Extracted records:
------------------------------

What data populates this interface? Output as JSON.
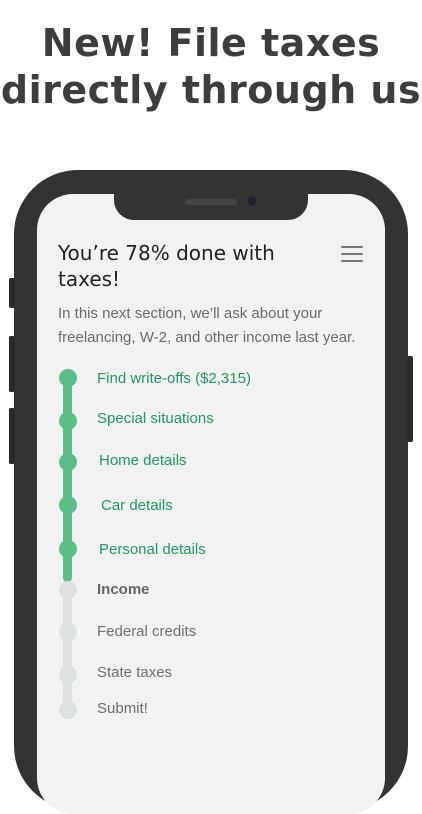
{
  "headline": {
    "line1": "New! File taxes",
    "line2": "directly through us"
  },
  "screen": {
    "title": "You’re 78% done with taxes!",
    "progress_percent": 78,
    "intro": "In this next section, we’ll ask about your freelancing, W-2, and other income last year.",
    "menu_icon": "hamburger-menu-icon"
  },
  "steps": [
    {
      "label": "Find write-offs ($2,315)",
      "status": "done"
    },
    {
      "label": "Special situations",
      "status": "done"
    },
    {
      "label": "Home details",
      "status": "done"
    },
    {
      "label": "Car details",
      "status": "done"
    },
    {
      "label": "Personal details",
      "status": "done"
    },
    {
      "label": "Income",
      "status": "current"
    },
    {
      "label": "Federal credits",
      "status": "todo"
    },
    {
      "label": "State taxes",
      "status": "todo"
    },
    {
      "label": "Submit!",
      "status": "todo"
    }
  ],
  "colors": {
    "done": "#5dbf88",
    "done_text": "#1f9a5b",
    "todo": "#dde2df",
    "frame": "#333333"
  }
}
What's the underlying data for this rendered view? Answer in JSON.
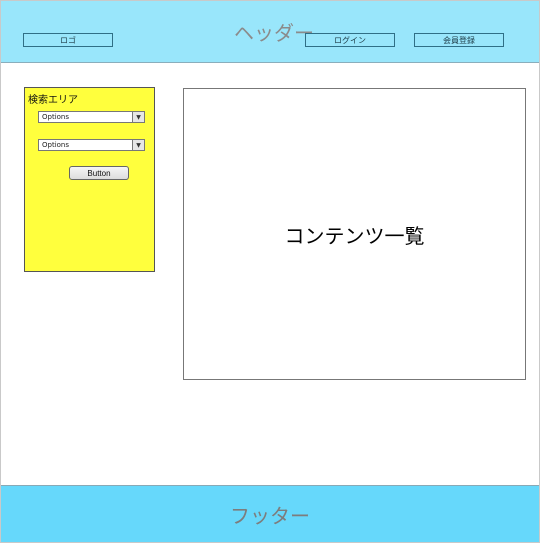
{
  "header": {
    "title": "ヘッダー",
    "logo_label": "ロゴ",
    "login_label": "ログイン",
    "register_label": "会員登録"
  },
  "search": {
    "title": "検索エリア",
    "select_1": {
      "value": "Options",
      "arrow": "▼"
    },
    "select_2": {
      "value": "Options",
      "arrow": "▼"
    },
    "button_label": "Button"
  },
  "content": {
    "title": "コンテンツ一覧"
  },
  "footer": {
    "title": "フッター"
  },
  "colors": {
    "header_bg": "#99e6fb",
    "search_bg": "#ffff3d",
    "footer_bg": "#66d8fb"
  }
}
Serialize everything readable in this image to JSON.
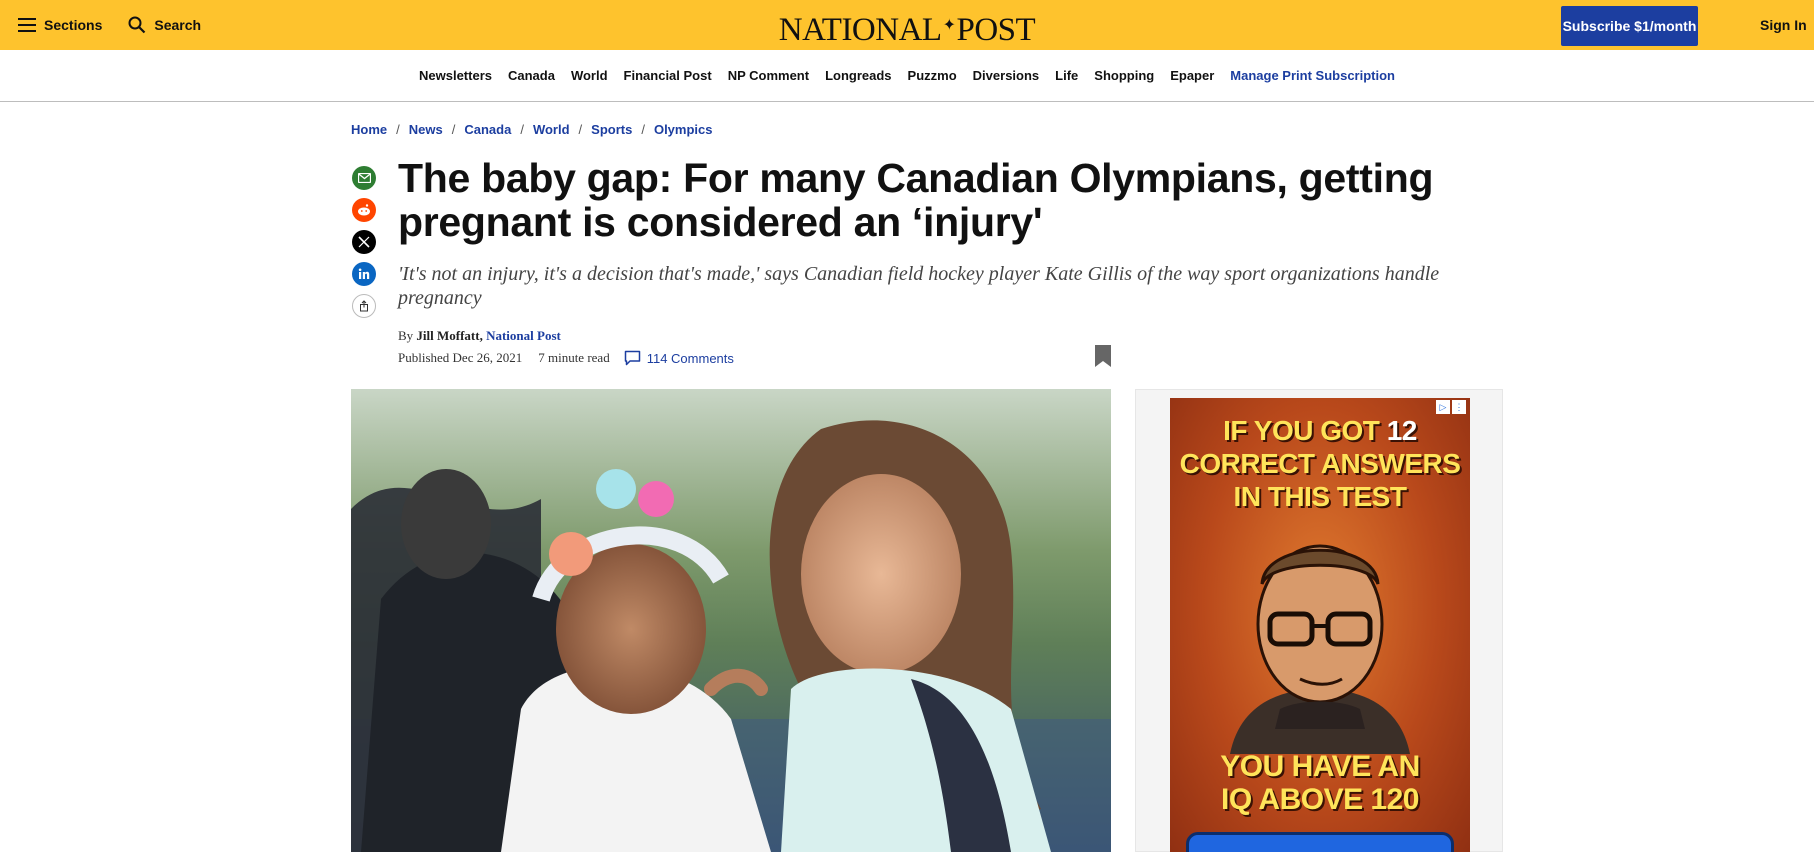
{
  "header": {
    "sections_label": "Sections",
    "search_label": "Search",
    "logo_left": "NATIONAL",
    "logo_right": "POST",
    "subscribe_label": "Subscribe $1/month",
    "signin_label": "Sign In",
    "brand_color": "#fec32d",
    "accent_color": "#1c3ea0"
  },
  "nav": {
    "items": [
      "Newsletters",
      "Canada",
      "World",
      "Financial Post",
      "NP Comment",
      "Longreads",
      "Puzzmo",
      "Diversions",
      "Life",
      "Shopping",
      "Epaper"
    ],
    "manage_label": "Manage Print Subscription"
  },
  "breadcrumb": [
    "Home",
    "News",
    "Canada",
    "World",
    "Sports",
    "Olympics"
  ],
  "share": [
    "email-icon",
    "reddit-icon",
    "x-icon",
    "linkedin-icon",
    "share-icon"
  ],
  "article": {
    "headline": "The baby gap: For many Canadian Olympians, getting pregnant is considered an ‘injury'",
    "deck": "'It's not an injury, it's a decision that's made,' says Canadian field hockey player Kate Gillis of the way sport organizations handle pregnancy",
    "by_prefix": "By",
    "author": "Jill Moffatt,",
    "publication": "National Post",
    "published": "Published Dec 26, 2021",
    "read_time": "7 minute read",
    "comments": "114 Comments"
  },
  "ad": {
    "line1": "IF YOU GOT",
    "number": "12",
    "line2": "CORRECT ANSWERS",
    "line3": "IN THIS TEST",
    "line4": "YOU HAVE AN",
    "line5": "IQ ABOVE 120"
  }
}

------------------------------

## STATED EXERCISE
Transcribe every entry above exactly. Omit all pictures.

## COMPLETE ANSWER
What data populates this interface? Output as JSON.
{
  "headline": {
    "line1": "New! File taxes",
    "line2": "directly through us"
  },
  "screen": {
    "title": "You’re 78% done with taxes!",
    "progress_percent": 78,
    "intro": "In this next section, we’ll ask about your freelancing, W-2, and other income last year.",
    "menu_icon": "hamburger-menu-icon"
  },
  "steps": [
    {
      "label": "Find write-offs ($2,315)",
      "status": "done"
    },
    {
      "label": "Special situations",
      "status": "done"
    },
    {
      "label": "Home details",
      "status": "done"
    },
    {
      "label": "Car details",
      "status": "done"
    },
    {
      "label": "Personal details",
      "status": "done"
    },
    {
      "label": "Income",
      "status": "current"
    },
    {
      "label": "Federal credits",
      "status": "todo"
    },
    {
      "label": "State taxes",
      "status": "todo"
    },
    {
      "label": "Submit!",
      "status": "todo"
    }
  ],
  "colors": {
    "done": "#5dbf88",
    "done_text": "#1f9a5b",
    "todo": "#dde2df",
    "frame": "#333333"
  }
}
What's the underlying data for this rendered view? Answer in JSON.
{
  "header": {
    "title": "ヘッダー",
    "logo_label": "ロゴ",
    "login_label": "ログイン",
    "register_label": "会員登録"
  },
  "search": {
    "title": "検索エリア",
    "select_1": {
      "value": "Options",
      "arrow": "▼"
    },
    "select_2": {
      "value": "Options",
      "arrow": "▼"
    },
    "button_label": "Button"
  },
  "content": {
    "title": "コンテンツ一覧"
  },
  "footer": {
    "title": "フッター"
  },
  "colors": {
    "header_bg": "#99e6fb",
    "search_bg": "#ffff3d",
    "footer_bg": "#66d8fb"
  }
}
Serialize everything readable in this image to JSON.
{
  "header": {
    "sections_label": "Sections",
    "search_label": "Search",
    "logo_left": "NATIONAL",
    "logo_right": "POST",
    "subscribe_label": "Subscribe $1/month",
    "signin_label": "Sign In",
    "brand_color": "#fec32d",
    "accent_color": "#1c3ea0"
  },
  "nav": {
    "items": [
      "Newsletters",
      "Canada",
      "World",
      "Financial Post",
      "NP Comment",
      "Longreads",
      "Puzzmo",
      "Diversions",
      "Life",
      "Shopping",
      "Epaper"
    ],
    "manage_label": "Manage Print Subscription"
  },
  "breadcrumb": [
    "Home",
    "News",
    "Canada",
    "World",
    "Sports",
    "Olympics"
  ],
  "share": [
    "email-icon",
    "reddit-icon",
    "x-icon",
    "linkedin-icon",
    "share-icon"
  ],
  "article": {
    "headline": "The baby gap: For many Canadian Olympians, getting pregnant is considered an ‘injury'",
    "deck": "'It's not an injury, it's a decision that's made,' says Canadian field hockey player Kate Gillis of the way sport organizations handle pregnancy",
    "by_prefix": "By",
    "author": "Jill Moffatt,",
    "publication": "National Post",
    "published": "Published Dec 26, 2021",
    "read_time": "7 minute read",
    "comments": "114 Comments"
  },
  "ad": {
    "line1": "IF YOU GOT",
    "number": "12",
    "line2": "CORRECT ANSWERS",
    "line3": "IN THIS TEST",
    "line4": "YOU HAVE AN",
    "line5": "IQ ABOVE 120"
  }
}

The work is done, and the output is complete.